[What you should do] In the following material, identify every line holding the string "children" and return it.

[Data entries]
━━━━━━━━━━━━━━━━
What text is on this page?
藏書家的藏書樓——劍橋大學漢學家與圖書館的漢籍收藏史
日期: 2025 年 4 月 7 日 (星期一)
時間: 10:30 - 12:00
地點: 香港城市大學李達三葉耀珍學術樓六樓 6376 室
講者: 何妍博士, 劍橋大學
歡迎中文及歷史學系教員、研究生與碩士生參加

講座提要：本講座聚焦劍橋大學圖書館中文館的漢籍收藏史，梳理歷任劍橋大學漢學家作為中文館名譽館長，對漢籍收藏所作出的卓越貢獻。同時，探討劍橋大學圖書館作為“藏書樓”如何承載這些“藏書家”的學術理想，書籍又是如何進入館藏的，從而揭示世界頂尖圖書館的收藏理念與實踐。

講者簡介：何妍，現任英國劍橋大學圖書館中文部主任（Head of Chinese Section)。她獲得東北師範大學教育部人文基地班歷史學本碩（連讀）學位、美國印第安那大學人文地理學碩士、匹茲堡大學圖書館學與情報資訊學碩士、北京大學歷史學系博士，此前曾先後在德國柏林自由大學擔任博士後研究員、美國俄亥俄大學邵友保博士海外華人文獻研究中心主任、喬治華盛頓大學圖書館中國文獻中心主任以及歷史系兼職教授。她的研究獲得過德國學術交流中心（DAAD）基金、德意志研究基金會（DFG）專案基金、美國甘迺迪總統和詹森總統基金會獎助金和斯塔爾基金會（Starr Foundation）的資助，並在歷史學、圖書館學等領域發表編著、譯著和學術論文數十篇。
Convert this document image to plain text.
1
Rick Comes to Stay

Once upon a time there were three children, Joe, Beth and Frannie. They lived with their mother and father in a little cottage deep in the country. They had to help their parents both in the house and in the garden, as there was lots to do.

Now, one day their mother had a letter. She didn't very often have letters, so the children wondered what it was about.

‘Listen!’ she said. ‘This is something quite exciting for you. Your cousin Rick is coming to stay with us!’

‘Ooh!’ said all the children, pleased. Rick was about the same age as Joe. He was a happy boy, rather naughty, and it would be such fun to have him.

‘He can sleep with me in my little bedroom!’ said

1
━━━━━━━━━━━━━━━━
[Reply to the task]
Once upon a time there were three children, Joe, Beth and Frannie. They lived with their mother and father in a little cottage deep in the country. They had to help their parents both in the house and in the garden, as there was lots to do.
Now, one day their mother had a letter. She didn't very often have letters, so the children wondered what it was about.
‘Ooh!’ said all the children, pleased. Rick was about the same age as Joe. He was a happy boy, rather naughty, and it would be such fun to have him.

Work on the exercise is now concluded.